Ahora solo sale algunas veces al mes al mercado o a los almuerzos mensuales en los que comparte mesa con Ito.
El mundo de Kinoshita quedó prácticamente reducido a su departamento. La basura se acumuló y terminó por quedarse casi exclusivamente en su cama. Desde ahí escuchaba las chicharras. Aunque eran molestas para Ito, él celebraba el sonido efímero.
«Cantan de manera desesperada y siguen cantando mientras siguen vivas», dijo Kinoshita.
Una tarde se puso su dentadura postiza y se vistió con los mismos shorts y camisa que usa siempre que deja su departamento. Se dirigía a una sesión musical organizada mensualmente en una tienda de reparaciones de aparatos electrónicos. Era el único evento marcado en su calendario para todo el mes.
En la tienda una cantante entonaba estándares de jazz, y Kinoshita movía sus dedos al son de la música.
Durante un descanso, los otros doce integrantes del público, que también iban cada mes, comenzaron a conversar y a compartir la comida y las bebidas que había en una mesa. Kinoshita se quedó sentado en una esquina mientras comía vorazmente.

> _TAREAS DEL EJERCICIO_:
**A)** En el fragmento sobre Kinoshita, ¿dónde se celebraba la sesión musical mensual a la que él asistía?
**B)** Continúa el fragmento sobre Kinoshita a partir de su última oración.

> _CONJUNTO DE ÍTEMS_:
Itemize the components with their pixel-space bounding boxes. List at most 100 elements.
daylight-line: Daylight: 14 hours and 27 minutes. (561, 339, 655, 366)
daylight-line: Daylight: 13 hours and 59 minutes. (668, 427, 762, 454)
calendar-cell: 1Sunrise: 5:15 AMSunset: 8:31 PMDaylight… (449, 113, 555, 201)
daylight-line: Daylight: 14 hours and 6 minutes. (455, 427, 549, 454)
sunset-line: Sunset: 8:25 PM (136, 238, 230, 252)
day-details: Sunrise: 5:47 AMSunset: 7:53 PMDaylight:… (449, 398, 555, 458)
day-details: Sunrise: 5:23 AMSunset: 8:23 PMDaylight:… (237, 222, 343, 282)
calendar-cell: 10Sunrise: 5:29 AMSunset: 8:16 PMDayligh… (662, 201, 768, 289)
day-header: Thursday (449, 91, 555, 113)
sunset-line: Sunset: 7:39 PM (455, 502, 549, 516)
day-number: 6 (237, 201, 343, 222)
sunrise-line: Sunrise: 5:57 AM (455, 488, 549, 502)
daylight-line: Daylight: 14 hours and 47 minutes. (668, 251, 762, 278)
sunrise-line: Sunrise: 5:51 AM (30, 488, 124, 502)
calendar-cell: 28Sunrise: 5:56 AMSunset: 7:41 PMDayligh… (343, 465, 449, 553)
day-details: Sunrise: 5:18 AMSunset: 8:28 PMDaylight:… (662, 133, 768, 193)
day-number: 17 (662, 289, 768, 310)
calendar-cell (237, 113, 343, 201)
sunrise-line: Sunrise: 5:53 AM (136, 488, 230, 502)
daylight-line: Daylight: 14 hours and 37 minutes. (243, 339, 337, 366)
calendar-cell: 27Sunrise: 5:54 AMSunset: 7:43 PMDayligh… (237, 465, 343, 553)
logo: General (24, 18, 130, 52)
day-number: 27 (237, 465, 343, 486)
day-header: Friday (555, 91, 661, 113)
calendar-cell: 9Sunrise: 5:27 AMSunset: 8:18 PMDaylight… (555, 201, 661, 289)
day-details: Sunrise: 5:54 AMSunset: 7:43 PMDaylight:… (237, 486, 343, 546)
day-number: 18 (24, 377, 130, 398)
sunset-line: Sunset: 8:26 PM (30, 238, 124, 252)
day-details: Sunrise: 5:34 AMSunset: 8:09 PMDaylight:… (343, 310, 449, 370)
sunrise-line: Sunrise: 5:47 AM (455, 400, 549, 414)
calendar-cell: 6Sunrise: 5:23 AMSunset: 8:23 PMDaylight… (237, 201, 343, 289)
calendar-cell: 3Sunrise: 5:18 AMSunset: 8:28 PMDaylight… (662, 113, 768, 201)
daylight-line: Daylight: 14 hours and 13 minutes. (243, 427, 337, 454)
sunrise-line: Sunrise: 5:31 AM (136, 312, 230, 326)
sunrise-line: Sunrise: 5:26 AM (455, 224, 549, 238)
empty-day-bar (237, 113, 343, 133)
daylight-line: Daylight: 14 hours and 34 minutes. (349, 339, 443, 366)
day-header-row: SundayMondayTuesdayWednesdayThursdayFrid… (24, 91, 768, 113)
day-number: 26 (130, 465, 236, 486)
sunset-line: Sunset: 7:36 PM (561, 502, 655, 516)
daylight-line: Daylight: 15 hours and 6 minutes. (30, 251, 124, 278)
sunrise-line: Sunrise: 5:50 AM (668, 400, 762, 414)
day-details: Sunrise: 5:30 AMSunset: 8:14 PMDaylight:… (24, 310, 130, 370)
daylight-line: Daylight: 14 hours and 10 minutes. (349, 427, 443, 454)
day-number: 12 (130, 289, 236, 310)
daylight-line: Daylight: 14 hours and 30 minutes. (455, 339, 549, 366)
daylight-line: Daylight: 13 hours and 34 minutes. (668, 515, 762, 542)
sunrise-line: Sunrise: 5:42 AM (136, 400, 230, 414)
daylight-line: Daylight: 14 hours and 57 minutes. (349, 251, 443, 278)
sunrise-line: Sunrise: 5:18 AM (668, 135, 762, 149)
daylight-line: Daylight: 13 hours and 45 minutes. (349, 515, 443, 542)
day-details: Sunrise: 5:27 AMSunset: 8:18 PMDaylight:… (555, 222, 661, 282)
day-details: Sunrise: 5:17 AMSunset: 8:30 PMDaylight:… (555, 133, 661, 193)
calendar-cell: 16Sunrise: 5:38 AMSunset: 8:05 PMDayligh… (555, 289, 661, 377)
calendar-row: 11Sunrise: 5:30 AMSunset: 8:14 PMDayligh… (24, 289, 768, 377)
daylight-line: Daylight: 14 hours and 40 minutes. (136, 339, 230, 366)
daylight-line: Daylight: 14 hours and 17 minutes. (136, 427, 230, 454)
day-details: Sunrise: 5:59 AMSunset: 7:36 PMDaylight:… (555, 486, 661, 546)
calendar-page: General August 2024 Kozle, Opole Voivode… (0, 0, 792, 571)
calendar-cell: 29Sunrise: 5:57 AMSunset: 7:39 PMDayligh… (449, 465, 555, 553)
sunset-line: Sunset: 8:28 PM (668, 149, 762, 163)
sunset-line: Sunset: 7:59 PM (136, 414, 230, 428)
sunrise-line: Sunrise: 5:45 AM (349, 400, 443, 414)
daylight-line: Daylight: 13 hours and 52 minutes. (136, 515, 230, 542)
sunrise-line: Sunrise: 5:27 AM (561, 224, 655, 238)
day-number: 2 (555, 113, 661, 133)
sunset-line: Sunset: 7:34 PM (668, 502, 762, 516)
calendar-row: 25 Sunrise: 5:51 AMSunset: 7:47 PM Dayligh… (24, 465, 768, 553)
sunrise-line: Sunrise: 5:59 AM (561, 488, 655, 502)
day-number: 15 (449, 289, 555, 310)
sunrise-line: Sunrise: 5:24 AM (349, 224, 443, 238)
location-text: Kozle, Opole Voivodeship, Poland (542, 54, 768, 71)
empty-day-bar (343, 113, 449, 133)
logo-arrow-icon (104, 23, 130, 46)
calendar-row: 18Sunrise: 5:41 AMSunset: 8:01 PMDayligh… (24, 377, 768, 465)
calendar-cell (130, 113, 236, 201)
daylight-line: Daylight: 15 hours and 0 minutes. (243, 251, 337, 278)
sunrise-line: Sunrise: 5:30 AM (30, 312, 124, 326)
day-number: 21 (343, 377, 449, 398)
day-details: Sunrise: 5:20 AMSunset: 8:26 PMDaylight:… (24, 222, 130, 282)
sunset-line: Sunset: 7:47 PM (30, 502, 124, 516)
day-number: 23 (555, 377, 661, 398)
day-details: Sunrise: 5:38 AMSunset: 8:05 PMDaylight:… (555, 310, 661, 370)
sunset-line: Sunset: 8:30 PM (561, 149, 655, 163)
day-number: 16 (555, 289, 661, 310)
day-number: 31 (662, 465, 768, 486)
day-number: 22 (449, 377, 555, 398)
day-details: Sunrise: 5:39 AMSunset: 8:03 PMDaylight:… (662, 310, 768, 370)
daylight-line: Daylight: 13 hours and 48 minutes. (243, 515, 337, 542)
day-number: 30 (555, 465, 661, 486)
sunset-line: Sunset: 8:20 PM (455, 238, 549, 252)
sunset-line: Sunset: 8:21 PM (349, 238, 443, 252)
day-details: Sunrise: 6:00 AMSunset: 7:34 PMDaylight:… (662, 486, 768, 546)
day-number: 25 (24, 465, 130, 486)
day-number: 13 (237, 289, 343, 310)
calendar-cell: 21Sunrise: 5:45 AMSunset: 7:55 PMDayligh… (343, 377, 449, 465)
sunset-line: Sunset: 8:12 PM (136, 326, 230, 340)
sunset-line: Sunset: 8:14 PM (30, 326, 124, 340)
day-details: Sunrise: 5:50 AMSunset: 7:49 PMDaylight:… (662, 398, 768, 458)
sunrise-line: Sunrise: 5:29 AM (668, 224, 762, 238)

> _RESPUESTAS DEL EJERCICIO_:
**A)** En una tienda de reparaciones de aparatos electrónicos.

**B)**
Algunos de los otros asistentes dijeron que nunca lo habían visto antes, aunque él iba cada mes igual que ellos. Quizá los demás nunca habían notado a Kinoshita.
Hacia el otoño
Los líderes comunitarios, a medida que avanzaba el verano, estaban esperanzados con que no hubiera más muertes solitarias en esa temporada. Los familiares de uno de los dos hombres fallecidos habían llegado a reclamar el cuerpo y a pagar a los profesionales que limpian los departamentos. Pero, aunque habían pasado semanas, la puerta del otro hombre que falleció en la sección del danchi donde vivía Ito seguía cercada con cinta y todavía se percibía el olor a descomposición.
Las chicharras comenzaron a caer al piso. Sus cáscaras vacías y sus cadáveres estaban en todas partes. Ito los encontró en las escaleras afuera de su departamento y una terminó justo afuera de la puerta de Kinoshita.
Ito continuó con sus visitas semanales a la tumba de su esposo, quitando el pasto y lavando la lápida con agua. Su nombre ya estaba ahí grabado en rojo, el color de alguien vivo que planeaba terminar en esa tumba algún día.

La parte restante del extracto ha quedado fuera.